* Problem description:
Quote the full listing word for word.

* Data supplied:
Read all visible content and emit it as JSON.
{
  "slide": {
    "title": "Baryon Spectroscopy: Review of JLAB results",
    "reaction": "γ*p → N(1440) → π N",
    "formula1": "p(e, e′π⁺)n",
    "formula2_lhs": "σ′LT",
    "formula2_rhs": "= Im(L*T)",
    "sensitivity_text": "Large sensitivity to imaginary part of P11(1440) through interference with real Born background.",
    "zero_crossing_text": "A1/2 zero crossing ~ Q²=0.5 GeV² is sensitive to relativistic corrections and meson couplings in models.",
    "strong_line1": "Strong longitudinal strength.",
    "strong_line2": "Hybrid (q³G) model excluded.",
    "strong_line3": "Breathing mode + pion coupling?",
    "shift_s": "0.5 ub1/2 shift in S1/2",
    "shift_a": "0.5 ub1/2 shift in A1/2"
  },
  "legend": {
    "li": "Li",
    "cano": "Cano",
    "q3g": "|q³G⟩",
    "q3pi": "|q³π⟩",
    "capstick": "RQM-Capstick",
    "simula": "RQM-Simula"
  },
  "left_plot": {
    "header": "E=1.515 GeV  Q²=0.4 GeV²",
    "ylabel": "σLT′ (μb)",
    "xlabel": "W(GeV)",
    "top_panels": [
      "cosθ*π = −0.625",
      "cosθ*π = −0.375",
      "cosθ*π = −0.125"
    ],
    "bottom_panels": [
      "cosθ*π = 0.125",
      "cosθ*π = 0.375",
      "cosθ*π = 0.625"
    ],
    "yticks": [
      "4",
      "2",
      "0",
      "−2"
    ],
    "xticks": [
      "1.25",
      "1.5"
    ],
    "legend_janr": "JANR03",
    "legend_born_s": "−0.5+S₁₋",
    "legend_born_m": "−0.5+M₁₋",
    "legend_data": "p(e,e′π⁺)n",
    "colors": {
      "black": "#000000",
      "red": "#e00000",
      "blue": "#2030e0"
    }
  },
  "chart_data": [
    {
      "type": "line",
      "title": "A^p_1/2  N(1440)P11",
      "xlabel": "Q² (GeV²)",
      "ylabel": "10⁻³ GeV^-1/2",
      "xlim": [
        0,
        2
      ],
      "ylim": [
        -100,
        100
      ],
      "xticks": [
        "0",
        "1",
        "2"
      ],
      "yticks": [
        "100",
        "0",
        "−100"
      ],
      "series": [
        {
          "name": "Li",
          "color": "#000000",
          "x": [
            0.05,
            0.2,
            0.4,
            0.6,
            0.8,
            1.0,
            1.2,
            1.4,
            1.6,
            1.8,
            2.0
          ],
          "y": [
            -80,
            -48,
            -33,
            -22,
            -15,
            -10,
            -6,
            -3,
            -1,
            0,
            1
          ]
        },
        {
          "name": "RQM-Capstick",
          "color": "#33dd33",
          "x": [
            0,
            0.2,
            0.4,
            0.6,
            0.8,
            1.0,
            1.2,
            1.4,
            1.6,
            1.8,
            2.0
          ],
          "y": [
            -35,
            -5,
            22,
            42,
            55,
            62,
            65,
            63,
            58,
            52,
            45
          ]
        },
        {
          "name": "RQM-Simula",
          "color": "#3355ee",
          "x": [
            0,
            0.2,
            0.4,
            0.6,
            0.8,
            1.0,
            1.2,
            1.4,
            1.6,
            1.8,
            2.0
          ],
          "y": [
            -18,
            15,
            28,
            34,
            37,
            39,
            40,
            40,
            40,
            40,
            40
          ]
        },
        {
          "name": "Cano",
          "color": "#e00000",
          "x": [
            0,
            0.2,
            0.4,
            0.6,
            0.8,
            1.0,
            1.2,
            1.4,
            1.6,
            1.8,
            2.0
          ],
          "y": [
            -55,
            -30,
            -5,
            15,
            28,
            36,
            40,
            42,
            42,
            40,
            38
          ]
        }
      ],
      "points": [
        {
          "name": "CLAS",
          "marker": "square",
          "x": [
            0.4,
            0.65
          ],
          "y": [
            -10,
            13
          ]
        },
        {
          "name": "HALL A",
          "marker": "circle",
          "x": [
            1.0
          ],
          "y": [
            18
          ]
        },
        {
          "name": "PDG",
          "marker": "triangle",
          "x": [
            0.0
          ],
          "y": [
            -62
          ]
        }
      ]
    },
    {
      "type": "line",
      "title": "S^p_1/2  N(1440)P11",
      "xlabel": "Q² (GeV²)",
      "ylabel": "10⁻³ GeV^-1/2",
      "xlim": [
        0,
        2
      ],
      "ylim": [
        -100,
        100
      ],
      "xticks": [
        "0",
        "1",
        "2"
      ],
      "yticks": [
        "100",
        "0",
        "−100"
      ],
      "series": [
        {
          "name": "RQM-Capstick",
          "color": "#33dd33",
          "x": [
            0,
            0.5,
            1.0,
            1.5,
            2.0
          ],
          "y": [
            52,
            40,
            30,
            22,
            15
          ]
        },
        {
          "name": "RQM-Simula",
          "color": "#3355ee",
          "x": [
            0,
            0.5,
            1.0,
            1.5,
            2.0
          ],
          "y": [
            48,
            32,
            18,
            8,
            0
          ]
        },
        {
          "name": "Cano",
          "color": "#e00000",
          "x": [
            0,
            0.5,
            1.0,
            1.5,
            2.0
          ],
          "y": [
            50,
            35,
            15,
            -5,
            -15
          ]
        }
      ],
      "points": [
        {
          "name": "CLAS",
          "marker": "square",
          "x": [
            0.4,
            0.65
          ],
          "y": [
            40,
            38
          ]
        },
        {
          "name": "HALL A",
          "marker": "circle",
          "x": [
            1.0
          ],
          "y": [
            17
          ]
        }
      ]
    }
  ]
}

* Result for this exercise:
Read all visible content and emit it as JSON.
{
  "slide": {
    "title": "Baryon Spectroscopy: Review of JLAB results",
    "reaction": "γ*p → N(1440) → π N",
    "formula1": "p(e, e′π⁺)n",
    "formula2_lhs": "σ′LT",
    "formula2_rhs": "= Im(L*T)",
    "sensitivity_text": "Large sensitivity to imaginary part of P11(1440) through interference with real Born background.",
    "zero_crossing_text": "A1/2 zero crossing ~ Q²=0.5 GeV² is sensitive to relativistic corrections and meson couplings in models.",
    "strong_line1": "Strong longitudinal strength.",
    "strong_line2": "Hybrid (q³G) model excluded.",
    "strong_line3": "Breathing mode + pion coupling?",
    "shift_s": "0.5 ub1/2 shift in S1/2",
    "shift_a": "0.5 ub1/2 shift in A1/2"
  },
  "legend": {
    "li": "Li",
    "cano": "Cano",
    "q3g": "|q³G⟩",
    "q3pi": "|q³π⟩",
    "capstick": "RQM-Capstick",
    "simula": "RQM-Simula"
  },
  "left_plot": {
    "header": "E=1.515 GeV  Q²=0.4 GeV²",
    "ylabel": "σLT′ (μb)",
    "xlabel": "W(GeV)",
    "top_panels": [
      "cosθ*π = −0.625",
      "cosθ*π = −0.375",
      "cosθ*π = −0.125"
    ],
    "bottom_panels": [
      "cosθ*π = 0.125",
      "cosθ*π = 0.375",
      "cosθ*π = 0.625"
    ],
    "yticks": [
      "4",
      "2",
      "0",
      "−2"
    ],
    "xticks": [
      "1.25",
      "1.5"
    ],
    "legend_janr": "JANR03",
    "legend_born_s": "−0.5+S₁₋",
    "legend_born_m": "−0.5+M₁₋",
    "legend_data": "p(e,e′π⁺)n",
    "colors": {
      "black": "#000000",
      "red": "#e00000",
      "blue": "#2030e0"
    }
  },
  "chart_data": [
    {
      "type": "line",
      "title": "A^p_1/2  N(1440)P11",
      "xlabel": "Q² (GeV²)",
      "ylabel": "10⁻³ GeV^-1/2",
      "xlim": [
        0,
        2
      ],
      "ylim": [
        -100,
        100
      ],
      "xticks": [
        "0",
        "1",
        "2"
      ],
      "yticks": [
        "100",
        "0",
        "−100"
      ],
      "series": [
        {
          "name": "Li",
          "color": "#000000",
          "x": [
            0.05,
            0.2,
            0.4,
            0.6,
            0.8,
            1.0,
            1.2,
            1.4,
            1.6,
            1.8,
            2.0
          ],
          "y": [
            -80,
            -48,
            -33,
            -22,
            -15,
            -10,
            -6,
            -3,
            -1,
            0,
            1
          ]
        },
        {
          "name": "RQM-Capstick",
          "color": "#33dd33",
          "x": [
            0,
            0.2,
            0.4,
            0.6,
            0.8,
            1.0,
            1.2,
            1.4,
            1.6,
            1.8,
            2.0
          ],
          "y": [
            -35,
            -5,
            22,
            42,
            55,
            62,
            65,
            63,
            58,
            52,
            45
          ]
        },
        {
          "name": "RQM-Simula",
          "color": "#3355ee",
          "x": [
            0,
            0.2,
            0.4,
            0.6,
            0.8,
            1.0,
            1.2,
            1.4,
            1.6,
            1.8,
            2.0
          ],
          "y": [
            -18,
            15,
            28,
            34,
            37,
            39,
            40,
            40,
            40,
            40,
            40
          ]
        },
        {
          "name": "Cano",
          "color": "#e00000",
          "x": [
            0,
            0.2,
            0.4,
            0.6,
            0.8,
            1.0,
            1.2,
            1.4,
            1.6,
            1.8,
            2.0
          ],
          "y": [
            -55,
            -30,
            -5,
            15,
            28,
            36,
            40,
            42,
            42,
            40,
            38
          ]
        }
      ],
      "points": [
        {
          "name": "CLAS",
          "marker": "square",
          "x": [
            0.4,
            0.65
          ],
          "y": [
            -10,
            13
          ]
        },
        {
          "name": "HALL A",
          "marker": "circle",
          "x": [
            1.0
          ],
          "y": [
            18
          ]
        },
        {
          "name": "PDG",
          "marker": "triangle",
          "x": [
            0.0
          ],
          "y": [
            -62
          ]
        }
      ]
    },
    {
      "type": "line",
      "title": "S^p_1/2  N(1440)P11",
      "xlabel": "Q² (GeV²)",
      "ylabel": "10⁻³ GeV^-1/2",
      "xlim": [
        0,
        2
      ],
      "ylim": [
        -100,
        100
      ],
      "xticks": [
        "0",
        "1",
        "2"
      ],
      "yticks": [
        "100",
        "0",
        "−100"
      ],
      "series": [
        {
          "name": "RQM-Capstick",
          "color": "#33dd33",
          "x": [
            0,
            0.5,
            1.0,
            1.5,
            2.0
          ],
          "y": [
            52,
            40,
            30,
            22,
            15
          ]
        },
        {
          "name": "RQM-Simula",
          "color": "#3355ee",
          "x": [
            0,
            0.5,
            1.0,
            1.5,
            2.0
          ],
          "y": [
            48,
            32,
            18,
            8,
            0
          ]
        },
        {
          "name": "Cano",
          "color": "#e00000",
          "x": [
            0,
            0.5,
            1.0,
            1.5,
            2.0
          ],
          "y": [
            50,
            35,
            15,
            -5,
            -15
          ]
        }
      ],
      "points": [
        {
          "name": "CLAS",
          "marker": "square",
          "x": [
            0.4,
            0.65
          ],
          "y": [
            40,
            38
          ]
        },
        {
          "name": "HALL A",
          "marker": "circle",
          "x": [
            1.0
          ],
          "y": [
            17
          ]
        }
      ]
    }
  ]
}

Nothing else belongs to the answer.